• _Excerpt_
########

L-Rhamnose Dehydrogenase LraA of Aspergillus niger Shows High Substrate Specificity Matching Its Expression Profile

• Published in: Journal of fungi (Basel) Vol. 11; no. 4; p. 301
• Main Authors: Terebieniec, Agata, Xu, Li, Peng, Mao, Mäkelä, Miia R., Vries, Ronald P. de
• Format: Journal Article
• Language: English
• Published: Switzerland MDPI AG 10.04.2025; MDPI
• Subjects: Aspergillus niger; Carbohydrates; Carbon; Catabolism; Communication; Dehydrogenases; E coli; Enzymes; expression profile; Fungi; Gene expression; Genomes; L-Rhamnose; L-rhamnose dehydrogenase; L-rhamnose pathway; Metabolism; Monosaccharides; Pectin; Phylogenetics; Polysaccharides; Proteins; Rhamnogalacturonan; Substrate specificity; Sugar; Niger; Germany; United States > US; L-rhamnose dehydrogenase; L-rhamnose pathway; expression profile; substrate specificity
• ISSN: 2309-608X; 2309-608X
• DOI: 10.3390/jof11040301

L-rhamnose is one of the main monomeric sugars of rhamnogalacturonan I and II, which are polysaccharide components of pectin. In the ascomycete fungus Aspergillus niger it is metabolized through the non-phosphorylated L-rhamnose pathway, of which the first step is catalyzed by L-rhamnose dehydrogenase (LraA), converting L-rhamnose into L-rhamnono-γ-lactone. This enzyme belongs to PFAM PF00106, unlike most of other reductases/dehydrogenases involved in fungal sugar catabolism that are typically assigned to PF00248 and PF00107. The enzymes of those families have broad substrate specificity and in some cases have been shown to be involved in multiple pathways. In this study we heterologously produced and biochemically characterized A. niger LraA and studied its expression on a set of monosaccharides. This revealed that, in contrast to other metabolic redox enzymes, LraA is highly specific for L-rhamnose and has no activity on most other substrates tested in this study. This specificity is matched by a highly specific expression profile, which only shows significant expression on L-rhamnose. It therefore can be concluded that LraA has evolved with a highly specific function in fungal sugar catabolism, unlike most other sugar reductases/dehydrogenases described so far. The high specificity of LraA also affects its biotechnological applications, as it may benefit L-rhamnose-based processes, but would be less suitable for applications involving conversion of multiple sugars.

########

(Collected data)
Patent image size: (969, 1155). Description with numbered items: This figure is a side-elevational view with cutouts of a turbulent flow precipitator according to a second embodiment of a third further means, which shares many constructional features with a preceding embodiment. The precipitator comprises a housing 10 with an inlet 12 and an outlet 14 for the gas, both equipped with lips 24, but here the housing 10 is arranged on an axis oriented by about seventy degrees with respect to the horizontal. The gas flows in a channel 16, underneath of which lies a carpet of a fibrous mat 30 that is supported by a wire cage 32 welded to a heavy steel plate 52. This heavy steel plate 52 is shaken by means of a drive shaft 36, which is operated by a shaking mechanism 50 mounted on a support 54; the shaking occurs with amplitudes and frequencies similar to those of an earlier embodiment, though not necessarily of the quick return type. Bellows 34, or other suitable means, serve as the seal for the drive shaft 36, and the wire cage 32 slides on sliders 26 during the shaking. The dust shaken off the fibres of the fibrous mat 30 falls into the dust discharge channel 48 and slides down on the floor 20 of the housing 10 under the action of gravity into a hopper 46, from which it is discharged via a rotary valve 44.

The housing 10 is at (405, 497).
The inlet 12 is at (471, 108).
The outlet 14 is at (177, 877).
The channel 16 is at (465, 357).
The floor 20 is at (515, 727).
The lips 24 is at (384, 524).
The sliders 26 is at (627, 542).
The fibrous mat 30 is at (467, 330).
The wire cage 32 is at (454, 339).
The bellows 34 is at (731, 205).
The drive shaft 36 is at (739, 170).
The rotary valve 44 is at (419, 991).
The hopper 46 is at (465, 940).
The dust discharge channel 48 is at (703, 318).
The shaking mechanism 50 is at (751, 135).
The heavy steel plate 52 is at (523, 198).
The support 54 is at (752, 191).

########

• _Problems to work on_
#1 According to the abstract on L-rhamnose dehydrogenase, what does LraA convert L-rhamnose into?
#2 Translate this sentence from the abstract on L-rhamnose dehydrogenase into Spanish: "This specificity is matched by a highly specific expression profile, which only shows significant expression on L-rhamnose."
#3 For each statement, decide whether it agrees with the abstract on L-rhamnose dehydrogenase. Answer yes or no, and quote the words from the abstract that settle it.
(a) L-rhamnose is a monomeric sugar of rhamnogalacturonan I and II.
(b) In Aspergillus niger, L-rhamnose is metabolized through a phosphorylated pathway.
(c) LraA would be well suited to applications that convert multiple sugars.

• _Answer set_
#1 L-rhamnono-γ-lactone

#2 Esta especificidad se corresponde con un perfil de expresión altamente específico, que solo muestra una expresión significativa en L-ramnosa.

#3
(a) Yes: "L-rhamnose is one of the main monomeric sugars of rhamnogalacturonan I and II"
(b) No: "it is metabolized through the non-phosphorylated L-rhamnose pathway"
(c) No: "would be less suitable for applications involving conversion of multiple sugars"